# start of Available records

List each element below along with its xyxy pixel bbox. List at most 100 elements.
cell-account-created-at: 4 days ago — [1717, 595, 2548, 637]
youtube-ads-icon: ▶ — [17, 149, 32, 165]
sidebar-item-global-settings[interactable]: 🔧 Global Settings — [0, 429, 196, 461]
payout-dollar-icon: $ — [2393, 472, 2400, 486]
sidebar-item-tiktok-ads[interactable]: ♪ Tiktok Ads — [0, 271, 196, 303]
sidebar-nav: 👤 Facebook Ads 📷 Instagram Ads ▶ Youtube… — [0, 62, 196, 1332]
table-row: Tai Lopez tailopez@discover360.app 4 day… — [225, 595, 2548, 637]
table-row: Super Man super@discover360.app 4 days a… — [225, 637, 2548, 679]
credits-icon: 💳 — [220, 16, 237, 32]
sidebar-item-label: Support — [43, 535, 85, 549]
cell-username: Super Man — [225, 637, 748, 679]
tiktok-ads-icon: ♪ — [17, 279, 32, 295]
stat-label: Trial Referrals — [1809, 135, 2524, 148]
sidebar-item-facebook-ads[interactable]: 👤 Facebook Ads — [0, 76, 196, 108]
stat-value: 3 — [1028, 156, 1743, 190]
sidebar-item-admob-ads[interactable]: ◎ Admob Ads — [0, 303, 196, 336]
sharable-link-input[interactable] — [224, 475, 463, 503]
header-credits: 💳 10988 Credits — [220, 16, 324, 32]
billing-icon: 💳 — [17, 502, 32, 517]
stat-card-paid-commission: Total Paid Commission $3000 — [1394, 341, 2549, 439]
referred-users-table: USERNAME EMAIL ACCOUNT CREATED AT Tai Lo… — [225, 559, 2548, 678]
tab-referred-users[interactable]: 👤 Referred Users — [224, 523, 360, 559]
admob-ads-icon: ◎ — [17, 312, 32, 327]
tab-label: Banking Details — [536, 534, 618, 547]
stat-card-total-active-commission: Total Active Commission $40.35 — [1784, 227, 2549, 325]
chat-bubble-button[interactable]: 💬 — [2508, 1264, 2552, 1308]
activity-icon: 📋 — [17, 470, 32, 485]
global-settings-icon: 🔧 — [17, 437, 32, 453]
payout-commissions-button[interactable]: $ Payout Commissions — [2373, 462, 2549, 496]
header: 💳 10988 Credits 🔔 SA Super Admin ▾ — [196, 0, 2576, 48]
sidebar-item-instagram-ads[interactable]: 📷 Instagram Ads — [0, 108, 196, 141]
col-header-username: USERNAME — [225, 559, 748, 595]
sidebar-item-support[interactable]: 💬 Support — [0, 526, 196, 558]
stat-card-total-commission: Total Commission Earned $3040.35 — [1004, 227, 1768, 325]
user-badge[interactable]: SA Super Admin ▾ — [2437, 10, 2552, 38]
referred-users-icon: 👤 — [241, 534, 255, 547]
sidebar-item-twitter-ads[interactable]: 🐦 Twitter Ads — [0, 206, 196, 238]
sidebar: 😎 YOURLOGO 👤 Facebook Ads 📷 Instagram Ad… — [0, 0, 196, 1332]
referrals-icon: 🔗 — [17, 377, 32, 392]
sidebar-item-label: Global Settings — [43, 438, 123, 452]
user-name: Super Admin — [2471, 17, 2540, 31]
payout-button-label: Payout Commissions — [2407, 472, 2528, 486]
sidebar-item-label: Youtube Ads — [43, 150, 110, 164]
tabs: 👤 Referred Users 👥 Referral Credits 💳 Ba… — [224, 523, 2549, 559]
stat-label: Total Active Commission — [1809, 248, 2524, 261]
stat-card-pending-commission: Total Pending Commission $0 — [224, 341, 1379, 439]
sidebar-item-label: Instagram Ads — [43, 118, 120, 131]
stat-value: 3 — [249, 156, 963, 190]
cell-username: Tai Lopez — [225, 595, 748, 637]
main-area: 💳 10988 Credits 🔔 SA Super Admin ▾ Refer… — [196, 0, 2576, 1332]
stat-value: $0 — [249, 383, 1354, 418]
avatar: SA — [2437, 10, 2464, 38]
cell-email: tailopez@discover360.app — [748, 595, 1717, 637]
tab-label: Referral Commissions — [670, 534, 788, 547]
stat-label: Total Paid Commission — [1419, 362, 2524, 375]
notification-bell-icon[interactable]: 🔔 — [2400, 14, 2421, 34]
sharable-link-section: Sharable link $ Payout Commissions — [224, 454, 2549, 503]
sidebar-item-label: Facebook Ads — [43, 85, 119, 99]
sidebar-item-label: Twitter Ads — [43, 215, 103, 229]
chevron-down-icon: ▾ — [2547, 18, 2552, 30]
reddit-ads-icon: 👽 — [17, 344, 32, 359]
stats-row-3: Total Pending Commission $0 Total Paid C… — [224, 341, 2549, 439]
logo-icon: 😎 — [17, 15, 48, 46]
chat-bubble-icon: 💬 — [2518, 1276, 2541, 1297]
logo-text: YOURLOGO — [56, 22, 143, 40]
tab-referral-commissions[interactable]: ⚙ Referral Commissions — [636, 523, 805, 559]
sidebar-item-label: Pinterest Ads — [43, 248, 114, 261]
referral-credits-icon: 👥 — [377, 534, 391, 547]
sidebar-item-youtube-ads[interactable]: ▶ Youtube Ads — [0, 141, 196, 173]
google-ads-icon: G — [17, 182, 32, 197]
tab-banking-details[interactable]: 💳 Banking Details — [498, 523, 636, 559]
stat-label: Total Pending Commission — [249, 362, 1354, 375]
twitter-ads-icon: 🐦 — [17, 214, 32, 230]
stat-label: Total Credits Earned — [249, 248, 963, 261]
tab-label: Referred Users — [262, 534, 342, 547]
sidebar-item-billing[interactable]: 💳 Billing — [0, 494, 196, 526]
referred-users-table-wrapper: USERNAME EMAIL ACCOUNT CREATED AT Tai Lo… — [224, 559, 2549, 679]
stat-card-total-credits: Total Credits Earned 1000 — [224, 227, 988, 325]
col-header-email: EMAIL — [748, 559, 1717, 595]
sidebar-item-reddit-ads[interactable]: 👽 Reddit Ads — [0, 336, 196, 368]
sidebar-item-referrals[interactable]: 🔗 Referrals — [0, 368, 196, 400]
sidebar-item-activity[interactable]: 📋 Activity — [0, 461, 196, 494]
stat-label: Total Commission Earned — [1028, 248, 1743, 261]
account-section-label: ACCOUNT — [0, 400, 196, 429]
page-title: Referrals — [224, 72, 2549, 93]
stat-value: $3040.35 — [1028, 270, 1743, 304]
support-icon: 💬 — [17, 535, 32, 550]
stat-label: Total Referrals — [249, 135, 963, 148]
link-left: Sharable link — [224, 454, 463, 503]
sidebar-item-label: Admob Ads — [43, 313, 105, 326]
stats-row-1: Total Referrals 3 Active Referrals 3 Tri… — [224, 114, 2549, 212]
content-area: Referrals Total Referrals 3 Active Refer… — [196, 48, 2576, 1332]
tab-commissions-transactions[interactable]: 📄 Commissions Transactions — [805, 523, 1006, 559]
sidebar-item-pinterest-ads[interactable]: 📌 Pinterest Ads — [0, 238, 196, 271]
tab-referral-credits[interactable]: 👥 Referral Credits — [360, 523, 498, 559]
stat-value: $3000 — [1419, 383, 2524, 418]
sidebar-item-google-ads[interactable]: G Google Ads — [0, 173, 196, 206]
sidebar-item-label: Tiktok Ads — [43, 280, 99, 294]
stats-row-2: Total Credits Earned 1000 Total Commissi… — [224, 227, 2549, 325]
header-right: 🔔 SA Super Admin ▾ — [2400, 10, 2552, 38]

# end of Available records

▶ _Given exercise_
Copy every line of the items word for word.

▶ _Task output_
List each element below along with its xyxy pixel bbox. List at most 100 elements.
cell-account-created-at: 4 days ago — [1717, 595, 2548, 637]
youtube-ads-icon: ▶ — [17, 149, 32, 165]
sidebar-item-global-settings[interactable]: 🔧 Global Settings — [0, 429, 196, 461]
payout-dollar-icon: $ — [2393, 472, 2400, 486]
sidebar-item-tiktok-ads[interactable]: ♪ Tiktok Ads — [0, 271, 196, 303]
sidebar-nav: 👤 Facebook Ads 📷 Instagram Ads ▶ Youtube… — [0, 62, 196, 1332]
table-row: Tai Lopez tailopez@discover360.app 4 day… — [225, 595, 2548, 637]
table-row: Super Man super@discover360.app 4 days a… — [225, 637, 2548, 679]
credits-icon: 💳 — [220, 16, 237, 32]
sidebar-item-label: Support — [43, 535, 85, 549]
cell-username: Super Man — [225, 637, 748, 679]
tiktok-ads-icon: ♪ — [17, 279, 32, 295]
stat-label: Trial Referrals — [1809, 135, 2524, 148]
sidebar-item-facebook-ads[interactable]: 👤 Facebook Ads — [0, 76, 196, 108]
stat-value: 3 — [1028, 156, 1743, 190]
sidebar-item-admob-ads[interactable]: ◎ Admob Ads — [0, 303, 196, 336]
sharable-link-input[interactable] — [224, 475, 463, 503]
header-credits: 💳 10988 Credits — [220, 16, 324, 32]
billing-icon: 💳 — [17, 502, 32, 517]
stat-card-paid-commission: Total Paid Commission $3000 — [1394, 341, 2549, 439]
referred-users-table: USERNAME EMAIL ACCOUNT CREATED AT Tai Lo… — [225, 559, 2548, 678]
tab-referred-users[interactable]: 👤 Referred Users — [224, 523, 360, 559]
admob-ads-icon: ◎ — [17, 312, 32, 327]
tab-label: Banking Details — [536, 534, 618, 547]
stat-card-total-active-commission: Total Active Commission $40.35 — [1784, 227, 2549, 325]
chat-bubble-button[interactable]: 💬 — [2508, 1264, 2552, 1308]
activity-icon: 📋 — [17, 470, 32, 485]
global-settings-icon: 🔧 — [17, 437, 32, 453]
payout-commissions-button[interactable]: $ Payout Commissions — [2373, 462, 2549, 496]
header: 💳 10988 Credits 🔔 SA Super Admin ▾ — [196, 0, 2576, 48]
sidebar-item-instagram-ads[interactable]: 📷 Instagram Ads — [0, 108, 196, 141]
col-header-username: USERNAME — [225, 559, 748, 595]
sidebar-item-support[interactable]: 💬 Support — [0, 526, 196, 558]
stat-card-total-commission: Total Commission Earned $3040.35 — [1004, 227, 1768, 325]
user-badge[interactable]: SA Super Admin ▾ — [2437, 10, 2552, 38]
referred-users-icon: 👤 — [241, 534, 255, 547]
sidebar-item-twitter-ads[interactable]: 🐦 Twitter Ads — [0, 206, 196, 238]
sidebar: 😎 YOURLOGO 👤 Facebook Ads 📷 Instagram Ad… — [0, 0, 196, 1332]
referrals-icon: 🔗 — [17, 377, 32, 392]
sidebar-item-label: Global Settings — [43, 438, 123, 452]
user-name: Super Admin — [2471, 17, 2540, 31]
payout-button-label: Payout Commissions — [2407, 472, 2528, 486]
sidebar-item-label: Youtube Ads — [43, 150, 110, 164]
tabs: 👤 Referred Users 👥 Referral Credits 💳 Ba… — [224, 523, 2549, 559]
stat-label: Total Active Commission — [1809, 248, 2524, 261]
stat-card-pending-commission: Total Pending Commission $0 — [224, 341, 1379, 439]
sidebar-item-label: Instagram Ads — [43, 118, 120, 131]
stat-value: 3 — [249, 156, 963, 190]
cell-username: Tai Lopez — [225, 595, 748, 637]
main-area: 💳 10988 Credits 🔔 SA Super Admin ▾ Refer… — [196, 0, 2576, 1332]
stat-value: $0 — [249, 383, 1354, 418]
avatar: SA — [2437, 10, 2464, 38]
cell-email: tailopez@discover360.app — [748, 595, 1717, 637]
tab-label: Referral Commissions — [670, 534, 788, 547]
stat-label: Total Paid Commission — [1419, 362, 2524, 375]
notification-bell-icon[interactable]: 🔔 — [2400, 14, 2421, 34]
sharable-link-section: Sharable link $ Payout Commissions — [224, 454, 2549, 503]
sidebar-item-label: Facebook Ads — [43, 85, 119, 99]
sidebar-item-label: Twitter Ads — [43, 215, 103, 229]
chevron-down-icon: ▾ — [2547, 18, 2552, 30]
reddit-ads-icon: 👽 — [17, 344, 32, 359]
stats-row-3: Total Pending Commission $0 Total Paid C… — [224, 341, 2549, 439]
logo-icon: 😎 — [17, 15, 48, 46]
chat-bubble-icon: 💬 — [2518, 1276, 2541, 1297]
logo-text: YOURLOGO — [56, 22, 143, 40]
tab-referral-commissions[interactable]: ⚙ Referral Commissions — [636, 523, 805, 559]
sidebar-item-label: Pinterest Ads — [43, 248, 114, 261]
referral-credits-icon: 👥 — [377, 534, 391, 547]
sidebar-item-youtube-ads[interactable]: ▶ Youtube Ads — [0, 141, 196, 173]
google-ads-icon: G — [17, 182, 32, 197]
tab-banking-details[interactable]: 💳 Banking Details — [498, 523, 636, 559]
stat-label: Total Pending Commission — [249, 362, 1354, 375]
twitter-ads-icon: 🐦 — [17, 214, 32, 230]
stat-label: Total Credits Earned — [249, 248, 963, 261]
tab-label: Referred Users — [262, 534, 342, 547]
sidebar-item-billing[interactable]: 💳 Billing — [0, 494, 196, 526]
referred-users-table-wrapper: USERNAME EMAIL ACCOUNT CREATED AT Tai Lo… — [224, 559, 2549, 679]
stat-card-total-credits: Total Credits Earned 1000 — [224, 227, 988, 325]
col-header-email: EMAIL — [748, 559, 1717, 595]
sidebar-item-reddit-ads[interactable]: 👽 Reddit Ads — [0, 336, 196, 368]
sidebar-item-referrals[interactable]: 🔗 Referrals — [0, 368, 196, 400]
sidebar-item-activity[interactable]: 📋 Activity — [0, 461, 196, 494]
stat-label: Total Commission Earned — [1028, 248, 1743, 261]
account-section-label: ACCOUNT — [0, 400, 196, 429]
page-title: Referrals — [224, 72, 2549, 93]
stat-value: $3040.35 — [1028, 270, 1743, 304]
support-icon: 💬 — [17, 535, 32, 550]
stat-label: Total Referrals — [249, 135, 963, 148]
link-left: Sharable link — [224, 454, 463, 503]
sidebar-item-label: Admob Ads — [43, 313, 105, 326]
stats-row-1: Total Referrals 3 Active Referrals 3 Tri… — [224, 114, 2549, 212]
content-area: Referrals Total Referrals 3 Active Refer… — [196, 48, 2576, 1332]
tab-commissions-transactions[interactable]: 📄 Commissions Transactions — [805, 523, 1006, 559]
sidebar-item-pinterest-ads[interactable]: 📌 Pinterest Ads — [0, 238, 196, 271]
tab-referral-credits[interactable]: 👥 Referral Credits — [360, 523, 498, 559]
stat-value: $3000 — [1419, 383, 2524, 418]
sidebar-item-google-ads[interactable]: G Google Ads — [0, 173, 196, 206]
sidebar-item-label: Tiktok Ads — [43, 280, 99, 294]
stats-row-2: Total Credits Earned 1000 Total Commissi… — [224, 227, 2549, 325]
header-right: 🔔 SA Super Admin ▾ — [2400, 10, 2552, 38]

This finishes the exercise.